**EXTRACTED MATERIAL:**
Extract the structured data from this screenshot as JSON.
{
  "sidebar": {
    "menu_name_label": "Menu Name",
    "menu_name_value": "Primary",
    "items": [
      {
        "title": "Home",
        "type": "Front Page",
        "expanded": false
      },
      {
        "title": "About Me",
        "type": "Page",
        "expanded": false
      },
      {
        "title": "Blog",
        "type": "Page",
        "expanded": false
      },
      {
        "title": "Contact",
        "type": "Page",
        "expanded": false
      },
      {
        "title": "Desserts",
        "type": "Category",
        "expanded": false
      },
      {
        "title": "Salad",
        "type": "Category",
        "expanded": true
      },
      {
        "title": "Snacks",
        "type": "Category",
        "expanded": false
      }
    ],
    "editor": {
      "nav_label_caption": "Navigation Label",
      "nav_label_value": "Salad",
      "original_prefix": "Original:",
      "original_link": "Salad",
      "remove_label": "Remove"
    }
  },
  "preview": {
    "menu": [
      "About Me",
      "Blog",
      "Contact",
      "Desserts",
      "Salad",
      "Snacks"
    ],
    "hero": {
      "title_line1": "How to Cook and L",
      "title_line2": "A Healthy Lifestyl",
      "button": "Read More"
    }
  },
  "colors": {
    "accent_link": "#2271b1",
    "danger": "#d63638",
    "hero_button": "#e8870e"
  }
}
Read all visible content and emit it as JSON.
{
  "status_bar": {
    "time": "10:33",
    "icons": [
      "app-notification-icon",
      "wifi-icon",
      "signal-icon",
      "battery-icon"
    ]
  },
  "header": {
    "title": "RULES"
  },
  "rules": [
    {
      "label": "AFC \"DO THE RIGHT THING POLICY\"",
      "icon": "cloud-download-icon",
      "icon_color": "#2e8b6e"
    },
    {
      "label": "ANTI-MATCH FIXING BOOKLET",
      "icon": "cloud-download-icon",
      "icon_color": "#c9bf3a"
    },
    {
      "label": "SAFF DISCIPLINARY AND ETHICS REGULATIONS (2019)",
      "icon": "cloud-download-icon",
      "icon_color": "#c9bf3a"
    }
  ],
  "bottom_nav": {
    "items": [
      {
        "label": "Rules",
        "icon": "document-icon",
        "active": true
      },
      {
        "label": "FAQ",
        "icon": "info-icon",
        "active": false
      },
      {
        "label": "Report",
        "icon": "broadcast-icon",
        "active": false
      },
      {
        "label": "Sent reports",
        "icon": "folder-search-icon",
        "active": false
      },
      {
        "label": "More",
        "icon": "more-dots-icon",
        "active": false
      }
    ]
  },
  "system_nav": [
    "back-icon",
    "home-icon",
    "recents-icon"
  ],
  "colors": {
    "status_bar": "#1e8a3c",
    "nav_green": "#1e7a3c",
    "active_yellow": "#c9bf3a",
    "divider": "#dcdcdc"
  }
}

**WHAT YOU SHOULD DO:** Reproduce all of the material above word for word.

**WRITTEN SOLUTION:**
Extract the structured data from this screenshot as JSON.
{
  "sidebar": {
    "menu_name_label": "Menu Name",
    "menu_name_value": "Primary",
    "items": [
      {
        "title": "Home",
        "type": "Front Page",
        "expanded": false
      },
      {
        "title": "About Me",
        "type": "Page",
        "expanded": false
      },
      {
        "title": "Blog",
        "type": "Page",
        "expanded": false
      },
      {
        "title": "Contact",
        "type": "Page",
        "expanded": false
      },
      {
        "title": "Desserts",
        "type": "Category",
        "expanded": false
      },
      {
        "title": "Salad",
        "type": "Category",
        "expanded": true
      },
      {
        "title": "Snacks",
        "type": "Category",
        "expanded": false
      }
    ],
    "editor": {
      "nav_label_caption": "Navigation Label",
      "nav_label_value": "Salad",
      "original_prefix": "Original:",
      "original_link": "Salad",
      "remove_label": "Remove"
    }
  },
  "preview": {
    "menu": [
      "About Me",
      "Blog",
      "Contact",
      "Desserts",
      "Salad",
      "Snacks"
    ],
    "hero": {
      "title_line1": "How to Cook and L",
      "title_line2": "A Healthy Lifestyl",
      "button": "Read More"
    }
  },
  "colors": {
    "accent_link": "#2271b1",
    "danger": "#d63638",
    "hero_button": "#e8870e"
  }
}
Read all visible content and emit it as JSON.
{
  "status_bar": {
    "time": "10:33",
    "icons": [
      "app-notification-icon",
      "wifi-icon",
      "signal-icon",
      "battery-icon"
    ]
  },
  "header": {
    "title": "RULES"
  },
  "rules": [
    {
      "label": "AFC \"DO THE RIGHT THING POLICY\"",
      "icon": "cloud-download-icon",
      "icon_color": "#2e8b6e"
    },
    {
      "label": "ANTI-MATCH FIXING BOOKLET",
      "icon": "cloud-download-icon",
      "icon_color": "#c9bf3a"
    },
    {
      "label": "SAFF DISCIPLINARY AND ETHICS REGULATIONS (2019)",
      "icon": "cloud-download-icon",
      "icon_color": "#c9bf3a"
    }
  ],
  "bottom_nav": {
    "items": [
      {
        "label": "Rules",
        "icon": "document-icon",
        "active": true
      },
      {
        "label": "FAQ",
        "icon": "info-icon",
        "active": false
      },
      {
        "label": "Report",
        "icon": "broadcast-icon",
        "active": false
      },
      {
        "label": "Sent reports",
        "icon": "folder-search-icon",
        "active": false
      },
      {
        "label": "More",
        "icon": "more-dots-icon",
        "active": false
      }
    ]
  },
  "system_nav": [
    "back-icon",
    "home-icon",
    "recents-icon"
  ],
  "colors": {
    "status_bar": "#1e8a3c",
    "nav_green": "#1e7a3c",
    "active_yellow": "#c9bf3a",
    "divider": "#dcdcdc"
  }
}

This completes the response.